__WORK REQUIRED__
Work out how many lines of the records contain "folder". Answer with the number and nothing else.
-- START EXTRACTED INFORMATION --
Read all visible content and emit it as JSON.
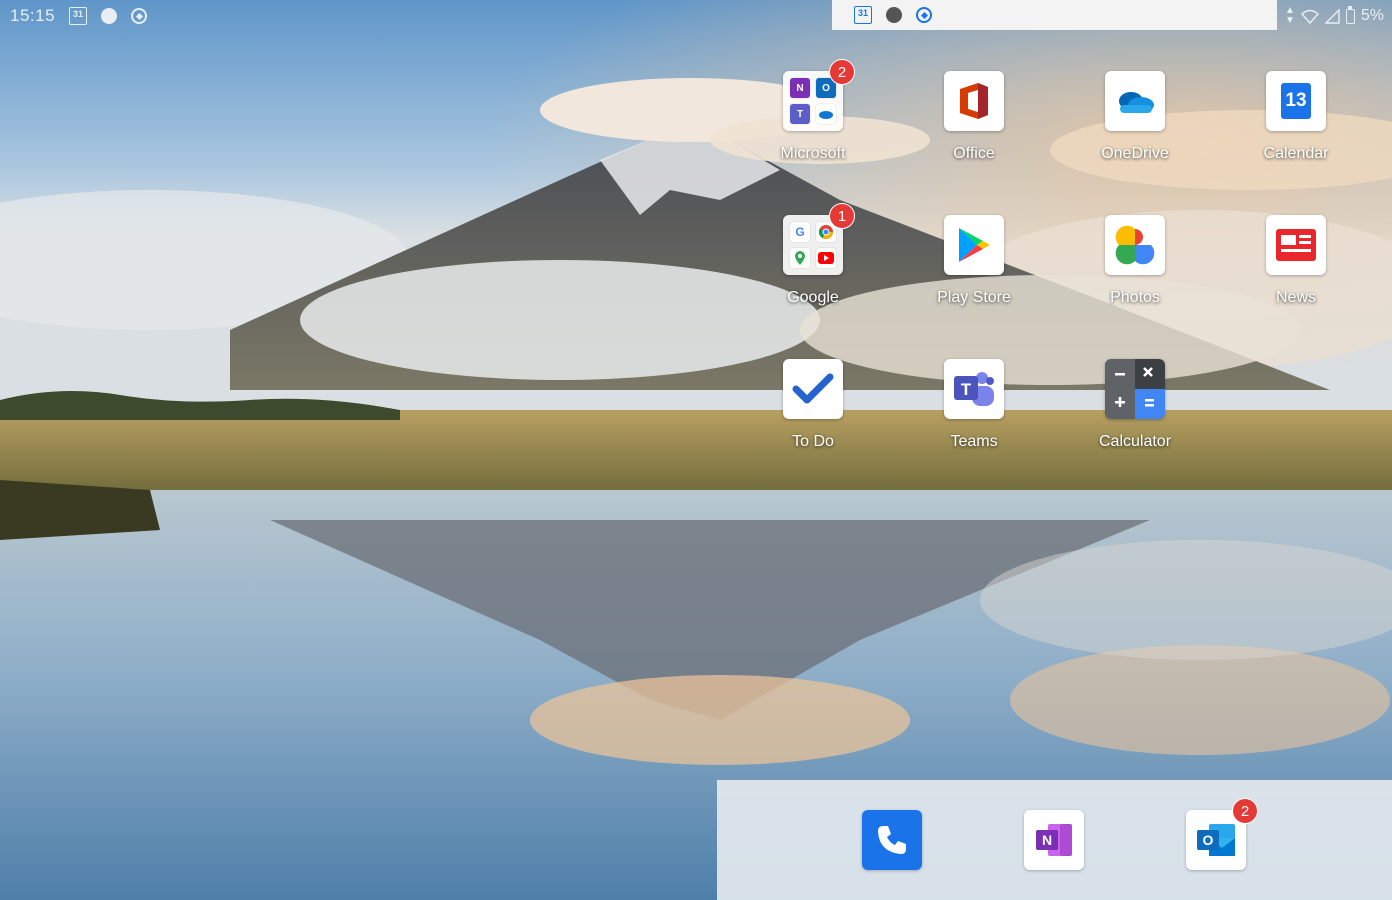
{
  "status_bar": {
    "time": "15:15",
    "calendar_day": "31",
    "battery": "5%"
  },
  "notification_strip": {
    "calendar_day": "31"
  },
  "apps": [
    {
      "label": "Microsoft",
      "badge": "2",
      "icon": "microsoft-folder-icon"
    },
    {
      "label": "Office",
      "badge": "",
      "icon": "office-icon"
    },
    {
      "label": "OneDrive",
      "badge": "",
      "icon": "onedrive-icon"
    },
    {
      "label": "Calendar",
      "badge": "",
      "icon": "calendar-icon",
      "icon_text": "13"
    },
    {
      "label": "Google",
      "badge": "1",
      "icon": "google-folder-icon"
    },
    {
      "label": "Play Store",
      "badge": "",
      "icon": "play-store-icon"
    },
    {
      "label": "Photos",
      "badge": "",
      "icon": "photos-icon"
    },
    {
      "label": "News",
      "badge": "",
      "icon": "news-icon"
    },
    {
      "label": "To Do",
      "badge": "",
      "icon": "todo-icon"
    },
    {
      "label": "Teams",
      "badge": "",
      "icon": "teams-icon"
    },
    {
      "label": "Calculator",
      "badge": "",
      "icon": "calculator-icon"
    }
  ],
  "dock": [
    {
      "icon": "phone-icon",
      "badge": ""
    },
    {
      "icon": "onenote-icon",
      "badge": ""
    },
    {
      "icon": "outlook-icon",
      "badge": "2"
    }
  ],
  "colors": {
    "badge": "#e53935",
    "phone": "#1a73e8",
    "onenote": "#7b2fb5",
    "outlook": "#0f6cbd",
    "todo": "#2564cf"
  }
}
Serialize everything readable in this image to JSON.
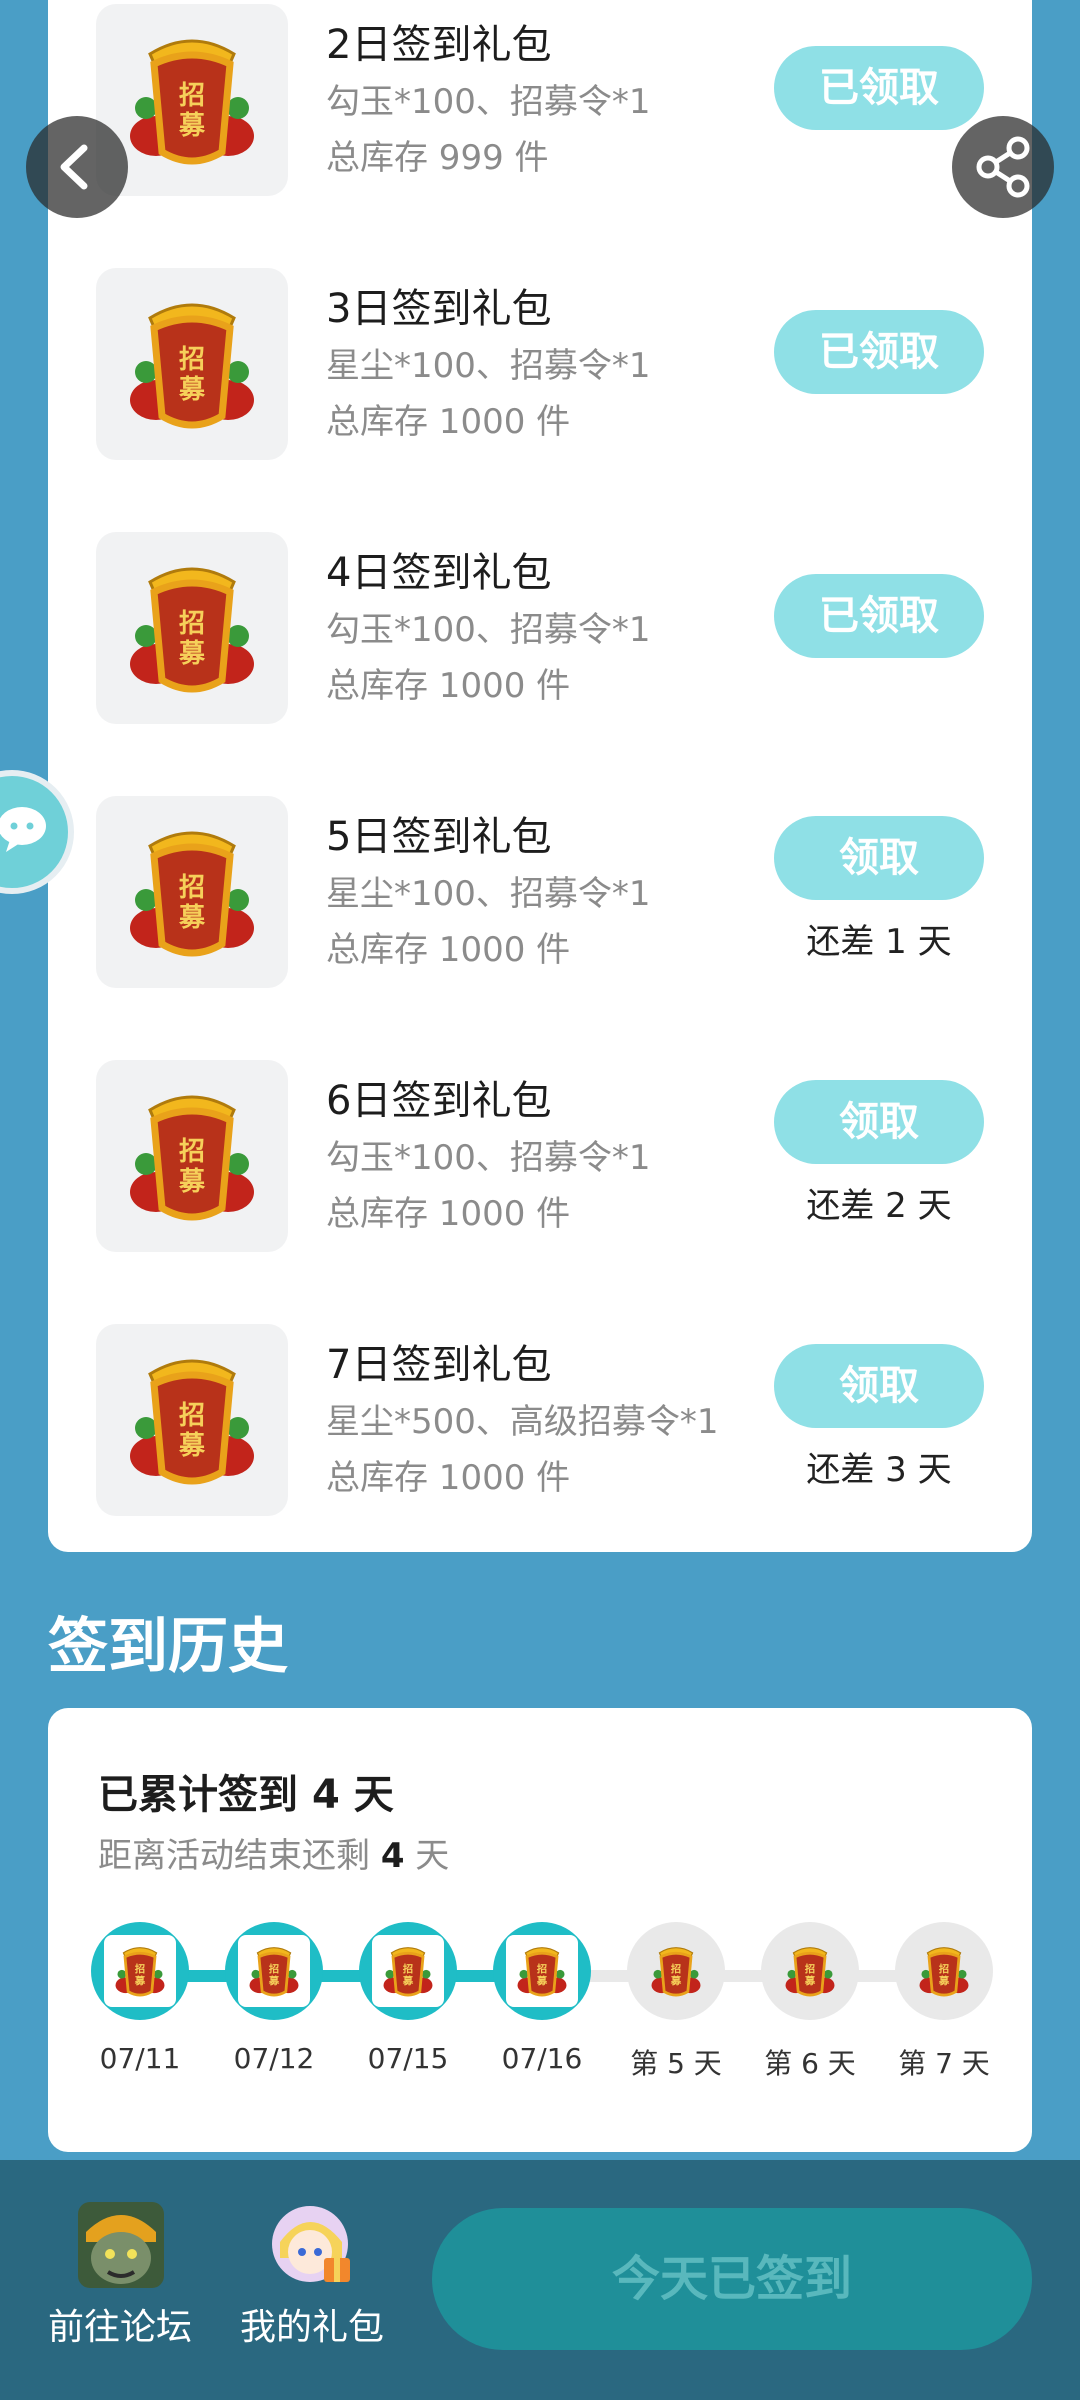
-- END EXTRACTED INFORMATION --
__RIGHT ANSWER__
2